**** Supplied data ****

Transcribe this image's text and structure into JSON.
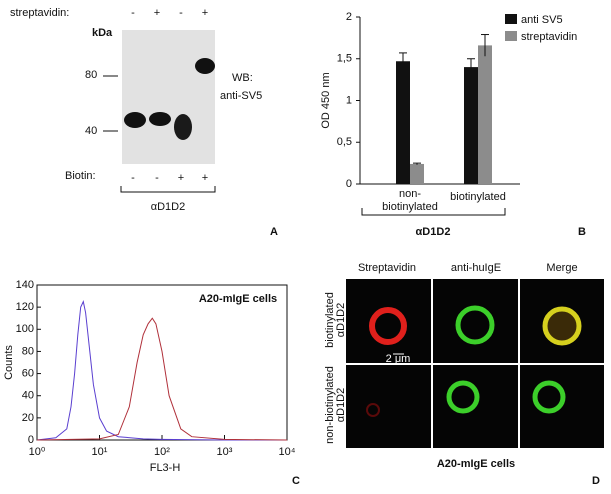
{
  "chart_data": [
    {
      "type": "bar",
      "panel_label": "B",
      "y_label": "OD 450 nm",
      "x_label": "αD1D2",
      "categories": [
        "non-biotinylated",
        "biotinylated"
      ],
      "series": [
        {
          "name": "anti SV5",
          "color": "#111111",
          "values": [
            1.47,
            1.4
          ],
          "errors": [
            0.1,
            0.1
          ]
        },
        {
          "name": "streptavidin",
          "color": "#8c8c8c",
          "values": [
            0.24,
            1.66
          ],
          "errors": [
            0.01,
            0.13
          ]
        }
      ],
      "ylim": [
        0,
        2
      ],
      "yticks": [
        0,
        {
          "value": 0.5,
          "label": "0,5"
        },
        1,
        {
          "value": 1.5,
          "label": "1,5"
        },
        2
      ]
    },
    {
      "type": "line",
      "panel_label": "C",
      "y_label": "Counts",
      "x_label": "FL3-H",
      "annotation": "A20-mIgE cells",
      "xlog": true,
      "xlim": [
        1,
        10000
      ],
      "ylim": [
        0,
        140
      ],
      "xticks": [
        {
          "value": 1,
          "label": "10⁰"
        },
        {
          "value": 10,
          "label": "10¹"
        },
        {
          "value": 100,
          "label": "10²"
        },
        {
          "value": 1000,
          "label": "10³"
        },
        {
          "value": 10000,
          "label": "10⁴"
        }
      ],
      "yticks": [
        0,
        20,
        40,
        60,
        80,
        100,
        120,
        140
      ],
      "series": [
        {
          "color": "#5a3fd0",
          "x": [
            1,
            2,
            3,
            3.5,
            4,
            4.5,
            5,
            5.5,
            6,
            7,
            8,
            10,
            13,
            20,
            50,
            100,
            1000,
            10000
          ],
          "values": [
            0,
            2,
            10,
            30,
            60,
            95,
            120,
            125,
            115,
            80,
            50,
            20,
            8,
            3,
            1,
            0.5,
            0,
            0
          ]
        },
        {
          "color": "#b0303a",
          "x": [
            1,
            10,
            20,
            30,
            40,
            50,
            60,
            70,
            80,
            100,
            130,
            200,
            300,
            1000,
            10000
          ],
          "values": [
            0,
            1,
            5,
            30,
            70,
            95,
            105,
            110,
            105,
            80,
            40,
            10,
            3,
            0.5,
            0
          ]
        }
      ]
    }
  ],
  "blot": {
    "panel_label": "A",
    "streptavidin_label": "streptavidin:",
    "streptavidin_signs": [
      "-",
      "+",
      "-",
      "+"
    ],
    "biotin_label": "Biotin:",
    "biotin_signs": [
      "-",
      "-",
      "+",
      "+"
    ],
    "kda_label": "kDa",
    "markers": [
      "80",
      "40"
    ],
    "wb_label": [
      "WB:",
      "anti-SV5"
    ],
    "construct": "αD1D2"
  },
  "microscopy": {
    "panel_label": "D",
    "columns": [
      "Streptavidin",
      "anti-huIgE",
      "Merge"
    ],
    "rows": [
      [
        "biotinylated",
        "αD1D2"
      ],
      [
        "non-biotinylated",
        "αD1D2"
      ]
    ],
    "scale_bar": "2 μm",
    "caption": "A20-mIgE cells"
  }
}
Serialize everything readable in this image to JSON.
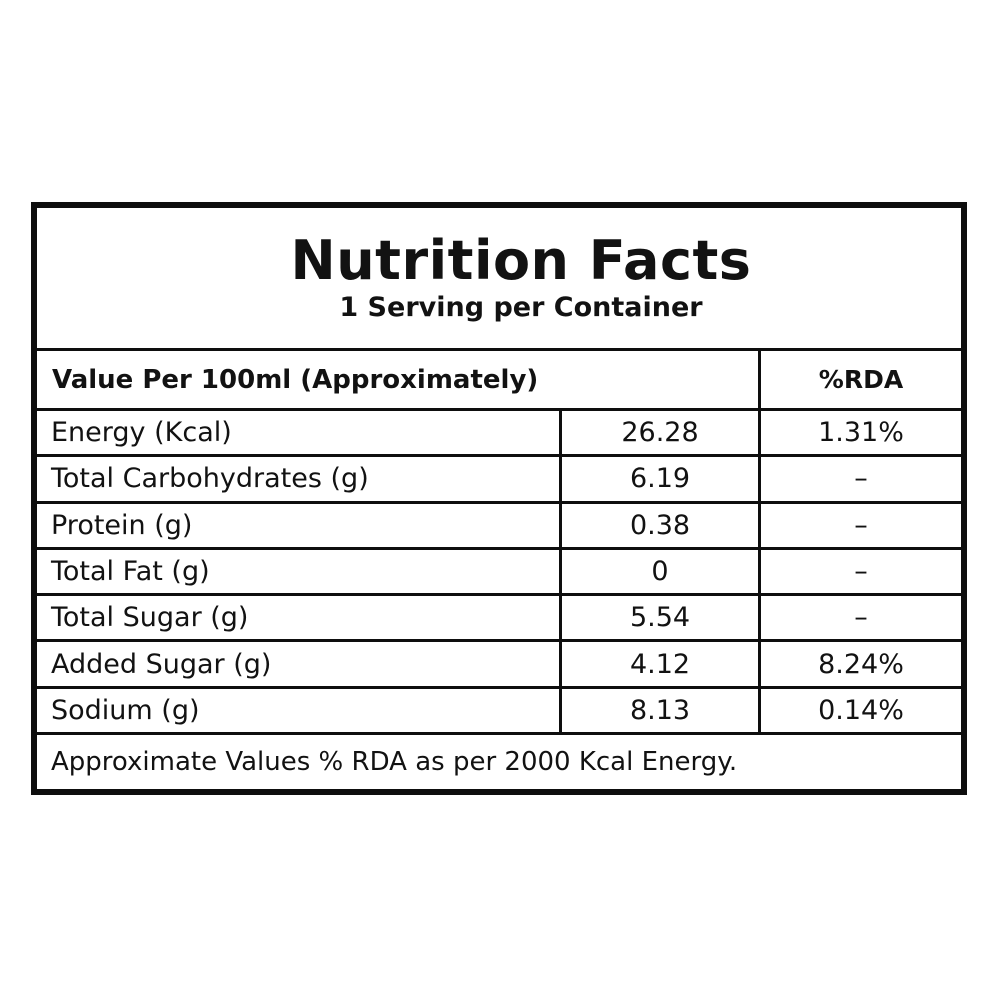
{
  "label": {
    "title": "Nutrition Facts",
    "subtitle": "1 Serving per Container",
    "header": {
      "value_column": "Value Per 100ml (Approximately)",
      "rda_column": "%RDA"
    },
    "rows": [
      {
        "name": "Energy (Kcal)",
        "value": "26.28",
        "rda": "1.31%"
      },
      {
        "name": "Total Carbohydrates (g)",
        "value": "6.19",
        "rda": "–"
      },
      {
        "name": "Protein (g)",
        "value": "0.38",
        "rda": "–"
      },
      {
        "name": "Total Fat (g)",
        "value": "0",
        "rda": "–"
      },
      {
        "name": "Total Sugar (g)",
        "value": "5.54",
        "rda": "–"
      },
      {
        "name": "Added Sugar (g)",
        "value": "4.12",
        "rda": "8.24%"
      },
      {
        "name": "Sodium (g)",
        "value": "8.13",
        "rda": "0.14%"
      }
    ],
    "footnote": "Approximate Values % RDA as per 2000 Kcal Energy.",
    "colors": {
      "border": "#0e0e0e",
      "text": "#121212",
      "background": "#ffffff"
    }
  }
}
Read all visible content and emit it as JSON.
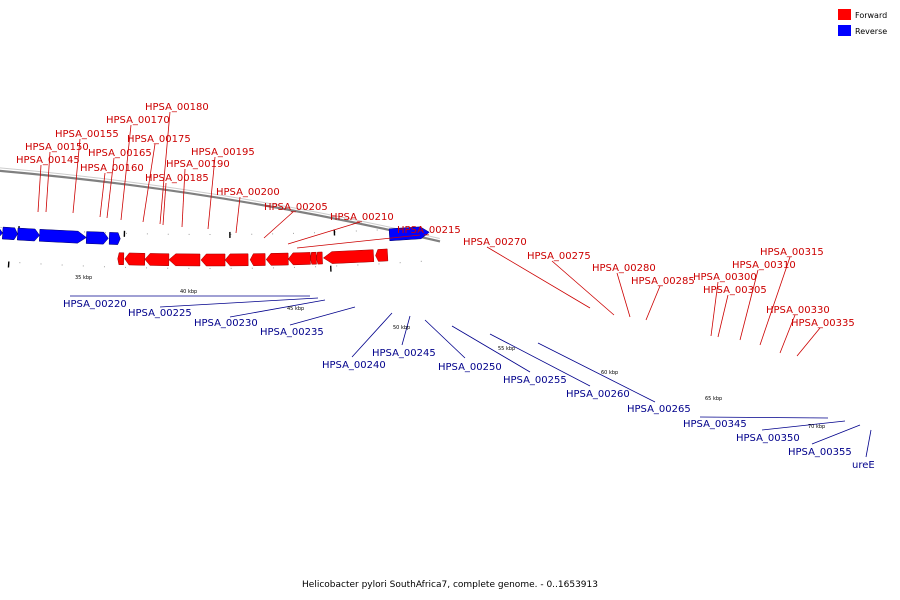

****

Please set down the lines from the one with "Serialize everything readable" to the end of the entries above, exactly as they are, and drop every picture.

__Written answer__.
Serialize everything readable in this image to JSON.
{
  "label": {
    "title": "Nutrition Facts",
    "subtitle": "1 Serving per Container",
    "header": {
      "value_column": "Value Per 100ml (Approximately)",
      "rda_column": "%RDA"
    },
    "rows": [
      {
        "name": "Energy (Kcal)",
        "value": "26.28",
        "rda": "1.31%"
      },
      {
        "name": "Total Carbohydrates (g)",
        "value": "6.19",
        "rda": "–"
      },
      {
        "name": "Protein (g)",
        "value": "0.38",
        "rda": "–"
      },
      {
        "name": "Total Fat (g)",
        "value": "0",
        "rda": "–"
      },
      {
        "name": "Total Sugar (g)",
        "value": "5.54",
        "rda": "–"
      },
      {
        "name": "Added Sugar (g)",
        "value": "4.12",
        "rda": "8.24%"
      },
      {
        "name": "Sodium (g)",
        "value": "8.13",
        "rda": "0.14%"
      }
    ],
    "footnote": "Approximate Values % RDA as per 2000 Kcal Energy.",
    "colors": {
      "border": "#0e0e0e",
      "text": "#121212",
      "background": "#ffffff"
    }
  }
}
Read all visible content and emit it as JSON.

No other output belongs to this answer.